◆ WHAT IS ASKED ◆
Edit the lines from the one containing "Patent image size: (790, 504)." through the one containing "The vehicle V1 is at (284, 263).", swapping "bowl-shaped" for "dish-shaped" and leaving everything else as it is.

↓

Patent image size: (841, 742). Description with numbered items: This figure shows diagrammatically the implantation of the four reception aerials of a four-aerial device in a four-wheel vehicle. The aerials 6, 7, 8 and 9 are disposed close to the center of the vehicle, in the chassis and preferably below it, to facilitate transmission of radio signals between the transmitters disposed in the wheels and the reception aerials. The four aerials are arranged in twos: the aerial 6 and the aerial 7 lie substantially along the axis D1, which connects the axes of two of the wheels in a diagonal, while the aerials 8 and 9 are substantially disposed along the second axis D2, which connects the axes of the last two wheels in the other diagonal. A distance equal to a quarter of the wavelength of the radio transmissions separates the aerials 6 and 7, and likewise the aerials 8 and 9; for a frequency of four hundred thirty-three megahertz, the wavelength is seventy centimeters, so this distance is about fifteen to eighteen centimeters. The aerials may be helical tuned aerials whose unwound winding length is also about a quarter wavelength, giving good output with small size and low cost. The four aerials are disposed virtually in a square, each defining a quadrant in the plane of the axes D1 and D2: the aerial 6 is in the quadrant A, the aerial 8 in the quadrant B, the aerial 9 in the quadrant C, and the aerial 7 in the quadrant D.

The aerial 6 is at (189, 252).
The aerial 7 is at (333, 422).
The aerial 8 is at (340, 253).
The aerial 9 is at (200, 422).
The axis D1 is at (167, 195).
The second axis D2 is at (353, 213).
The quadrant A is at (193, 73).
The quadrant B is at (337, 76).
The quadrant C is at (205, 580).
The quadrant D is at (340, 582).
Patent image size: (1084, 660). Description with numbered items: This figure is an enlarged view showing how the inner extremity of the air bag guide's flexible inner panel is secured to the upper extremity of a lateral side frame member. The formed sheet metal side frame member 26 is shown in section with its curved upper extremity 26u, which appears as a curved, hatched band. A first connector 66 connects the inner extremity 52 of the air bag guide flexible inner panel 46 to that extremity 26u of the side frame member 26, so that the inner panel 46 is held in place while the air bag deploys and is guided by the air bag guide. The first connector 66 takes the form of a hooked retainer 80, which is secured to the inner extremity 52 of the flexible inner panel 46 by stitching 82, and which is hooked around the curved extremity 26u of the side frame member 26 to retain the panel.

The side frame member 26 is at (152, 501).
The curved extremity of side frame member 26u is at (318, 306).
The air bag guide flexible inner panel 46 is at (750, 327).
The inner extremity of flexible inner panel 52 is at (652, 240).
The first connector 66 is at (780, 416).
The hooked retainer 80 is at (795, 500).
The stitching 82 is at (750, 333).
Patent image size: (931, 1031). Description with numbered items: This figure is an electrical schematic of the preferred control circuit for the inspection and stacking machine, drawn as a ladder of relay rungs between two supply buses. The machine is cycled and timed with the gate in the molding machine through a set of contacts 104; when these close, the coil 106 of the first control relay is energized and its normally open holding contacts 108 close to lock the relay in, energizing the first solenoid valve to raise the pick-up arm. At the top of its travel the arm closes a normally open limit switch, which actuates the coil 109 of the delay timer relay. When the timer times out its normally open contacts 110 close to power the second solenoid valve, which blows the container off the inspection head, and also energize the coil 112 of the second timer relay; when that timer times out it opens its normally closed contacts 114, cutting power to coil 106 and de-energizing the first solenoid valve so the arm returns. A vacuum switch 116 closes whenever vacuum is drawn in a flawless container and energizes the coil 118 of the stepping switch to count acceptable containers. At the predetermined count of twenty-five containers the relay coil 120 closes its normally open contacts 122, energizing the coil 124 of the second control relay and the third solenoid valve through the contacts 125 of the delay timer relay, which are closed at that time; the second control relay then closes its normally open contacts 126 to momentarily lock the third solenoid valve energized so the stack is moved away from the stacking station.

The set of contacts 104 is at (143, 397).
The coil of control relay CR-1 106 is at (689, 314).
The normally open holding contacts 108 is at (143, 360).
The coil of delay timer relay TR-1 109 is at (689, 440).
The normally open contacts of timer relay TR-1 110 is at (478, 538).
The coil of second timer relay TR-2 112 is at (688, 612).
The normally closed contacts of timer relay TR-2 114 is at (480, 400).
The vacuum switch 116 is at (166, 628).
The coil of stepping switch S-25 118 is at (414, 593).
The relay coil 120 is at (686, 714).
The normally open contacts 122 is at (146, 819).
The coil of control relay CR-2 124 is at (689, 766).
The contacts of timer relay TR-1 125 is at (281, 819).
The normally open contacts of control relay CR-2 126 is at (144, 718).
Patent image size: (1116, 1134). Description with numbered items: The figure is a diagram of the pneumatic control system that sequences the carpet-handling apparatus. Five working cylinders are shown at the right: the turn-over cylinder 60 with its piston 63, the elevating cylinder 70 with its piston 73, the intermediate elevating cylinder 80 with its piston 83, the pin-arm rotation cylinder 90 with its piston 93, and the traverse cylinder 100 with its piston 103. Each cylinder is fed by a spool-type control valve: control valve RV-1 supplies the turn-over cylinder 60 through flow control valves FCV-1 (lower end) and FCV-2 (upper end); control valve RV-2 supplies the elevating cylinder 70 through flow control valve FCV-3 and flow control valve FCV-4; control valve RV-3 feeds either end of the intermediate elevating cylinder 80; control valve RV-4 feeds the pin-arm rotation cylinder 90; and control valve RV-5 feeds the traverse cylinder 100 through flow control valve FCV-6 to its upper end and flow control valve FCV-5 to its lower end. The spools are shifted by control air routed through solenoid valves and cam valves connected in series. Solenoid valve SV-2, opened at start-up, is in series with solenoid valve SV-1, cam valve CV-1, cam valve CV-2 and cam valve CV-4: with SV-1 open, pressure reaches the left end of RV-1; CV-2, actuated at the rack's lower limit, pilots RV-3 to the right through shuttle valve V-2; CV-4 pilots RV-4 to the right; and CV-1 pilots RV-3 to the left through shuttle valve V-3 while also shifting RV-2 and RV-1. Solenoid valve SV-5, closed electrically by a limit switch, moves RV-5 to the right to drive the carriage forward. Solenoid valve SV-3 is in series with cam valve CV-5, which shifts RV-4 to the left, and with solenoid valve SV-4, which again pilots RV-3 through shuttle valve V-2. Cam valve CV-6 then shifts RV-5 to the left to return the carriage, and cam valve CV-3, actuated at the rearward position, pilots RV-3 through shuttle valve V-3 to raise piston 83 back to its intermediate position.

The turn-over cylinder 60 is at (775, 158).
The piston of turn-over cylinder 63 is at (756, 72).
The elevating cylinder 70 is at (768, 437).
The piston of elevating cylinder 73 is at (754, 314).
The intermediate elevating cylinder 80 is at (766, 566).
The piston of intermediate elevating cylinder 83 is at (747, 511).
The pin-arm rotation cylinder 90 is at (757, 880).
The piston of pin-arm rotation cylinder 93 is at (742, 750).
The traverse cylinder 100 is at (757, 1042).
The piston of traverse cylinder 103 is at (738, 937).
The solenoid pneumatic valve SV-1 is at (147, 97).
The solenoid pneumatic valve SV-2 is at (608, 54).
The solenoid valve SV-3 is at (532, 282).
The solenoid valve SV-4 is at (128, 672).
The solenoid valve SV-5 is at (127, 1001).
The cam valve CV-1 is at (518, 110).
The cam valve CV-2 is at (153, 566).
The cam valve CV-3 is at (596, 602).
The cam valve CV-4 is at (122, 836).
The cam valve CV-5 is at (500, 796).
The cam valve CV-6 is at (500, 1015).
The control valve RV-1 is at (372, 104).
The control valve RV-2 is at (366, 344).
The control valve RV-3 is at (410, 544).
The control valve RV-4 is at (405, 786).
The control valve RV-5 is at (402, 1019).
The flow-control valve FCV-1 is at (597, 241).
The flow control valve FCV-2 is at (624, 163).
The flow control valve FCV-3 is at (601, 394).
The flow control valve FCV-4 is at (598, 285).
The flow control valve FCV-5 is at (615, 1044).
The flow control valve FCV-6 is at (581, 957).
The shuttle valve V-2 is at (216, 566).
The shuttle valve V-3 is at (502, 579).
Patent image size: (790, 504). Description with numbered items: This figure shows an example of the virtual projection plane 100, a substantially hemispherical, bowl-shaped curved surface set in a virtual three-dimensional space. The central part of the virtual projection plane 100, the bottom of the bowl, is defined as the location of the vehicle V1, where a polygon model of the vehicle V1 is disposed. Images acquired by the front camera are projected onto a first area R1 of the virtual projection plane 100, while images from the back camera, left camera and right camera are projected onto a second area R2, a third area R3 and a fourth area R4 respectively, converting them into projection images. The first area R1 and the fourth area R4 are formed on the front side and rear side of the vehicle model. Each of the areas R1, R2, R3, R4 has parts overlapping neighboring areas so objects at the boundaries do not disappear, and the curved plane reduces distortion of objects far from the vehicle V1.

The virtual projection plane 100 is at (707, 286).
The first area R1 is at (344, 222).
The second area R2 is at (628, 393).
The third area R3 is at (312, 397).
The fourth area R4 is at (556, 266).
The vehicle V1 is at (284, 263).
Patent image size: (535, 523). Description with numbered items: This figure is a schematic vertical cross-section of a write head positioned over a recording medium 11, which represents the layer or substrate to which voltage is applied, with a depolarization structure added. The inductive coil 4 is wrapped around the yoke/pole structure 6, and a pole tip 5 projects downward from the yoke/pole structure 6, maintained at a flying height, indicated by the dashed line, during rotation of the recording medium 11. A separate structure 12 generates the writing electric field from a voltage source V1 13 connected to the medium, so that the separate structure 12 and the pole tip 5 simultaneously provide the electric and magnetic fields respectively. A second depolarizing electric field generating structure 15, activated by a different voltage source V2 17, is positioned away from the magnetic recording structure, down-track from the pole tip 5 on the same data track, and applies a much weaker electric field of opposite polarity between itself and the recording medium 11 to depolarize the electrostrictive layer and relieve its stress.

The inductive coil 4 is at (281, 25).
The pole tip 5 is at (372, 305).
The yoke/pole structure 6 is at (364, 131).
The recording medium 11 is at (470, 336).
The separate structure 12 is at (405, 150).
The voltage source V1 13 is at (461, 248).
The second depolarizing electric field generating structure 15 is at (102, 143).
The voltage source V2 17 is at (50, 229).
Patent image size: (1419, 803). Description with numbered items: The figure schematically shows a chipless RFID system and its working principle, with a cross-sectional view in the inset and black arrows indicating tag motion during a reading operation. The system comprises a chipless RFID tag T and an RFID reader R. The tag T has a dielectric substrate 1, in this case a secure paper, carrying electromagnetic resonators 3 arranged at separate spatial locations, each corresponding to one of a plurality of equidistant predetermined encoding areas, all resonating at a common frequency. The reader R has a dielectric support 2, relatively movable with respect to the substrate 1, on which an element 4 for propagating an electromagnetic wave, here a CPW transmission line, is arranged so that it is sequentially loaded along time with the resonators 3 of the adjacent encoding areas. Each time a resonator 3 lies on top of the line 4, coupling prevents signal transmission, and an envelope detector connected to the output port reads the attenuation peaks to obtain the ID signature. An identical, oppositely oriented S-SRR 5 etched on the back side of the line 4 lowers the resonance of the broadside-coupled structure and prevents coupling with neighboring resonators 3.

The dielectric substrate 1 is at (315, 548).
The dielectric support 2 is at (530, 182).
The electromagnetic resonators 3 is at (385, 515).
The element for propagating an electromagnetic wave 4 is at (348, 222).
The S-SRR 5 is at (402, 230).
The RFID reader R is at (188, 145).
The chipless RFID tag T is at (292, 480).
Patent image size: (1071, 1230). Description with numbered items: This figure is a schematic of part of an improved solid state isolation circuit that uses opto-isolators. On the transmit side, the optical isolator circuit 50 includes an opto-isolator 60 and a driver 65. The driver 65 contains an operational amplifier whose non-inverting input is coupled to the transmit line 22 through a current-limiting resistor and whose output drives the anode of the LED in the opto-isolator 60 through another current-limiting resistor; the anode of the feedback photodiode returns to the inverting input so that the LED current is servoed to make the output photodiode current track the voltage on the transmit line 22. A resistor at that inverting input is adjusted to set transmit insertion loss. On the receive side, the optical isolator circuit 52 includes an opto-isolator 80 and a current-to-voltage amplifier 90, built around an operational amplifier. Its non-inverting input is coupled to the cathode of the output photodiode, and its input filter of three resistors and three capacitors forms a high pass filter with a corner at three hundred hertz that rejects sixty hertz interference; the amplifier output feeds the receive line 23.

↑

◆ RESULT OF THIS EXERCISE ◆
Patent image size: (790, 504). Description with numbered items: This figure shows an example of the virtual projection plane 100, a substantially hemispherical, dish-shaped curved surface set in a virtual three-dimensional space. The central part of the virtual projection plane 100, the bottom of the bowl, is defined as the location of the vehicle V1, where a polygon model of the vehicle V1 is disposed. Images acquired by the front camera are projected onto a first area R1 of the virtual projection plane 100, while images from the back camera, left camera and right camera are projected onto a second area R2, a third area R3 and a fourth area R4 respectively, converting them into projection images. The first area R1 and the fourth area R4 are formed on the front side and rear side of the vehicle model. Each of the areas R1, R2, R3, R4 has parts overlapping neighboring areas so objects at the boundaries do not disappear, and the curved plane reduces distortion of objects far from the vehicle V1.

The virtual projection plane 100 is at (707, 286).
The first area R1 is at (344, 222).
The second area R2 is at (628, 393).
The third area R3 is at (312, 397).
The fourth area R4 is at (556, 266).
The vehicle V1 is at (284, 263).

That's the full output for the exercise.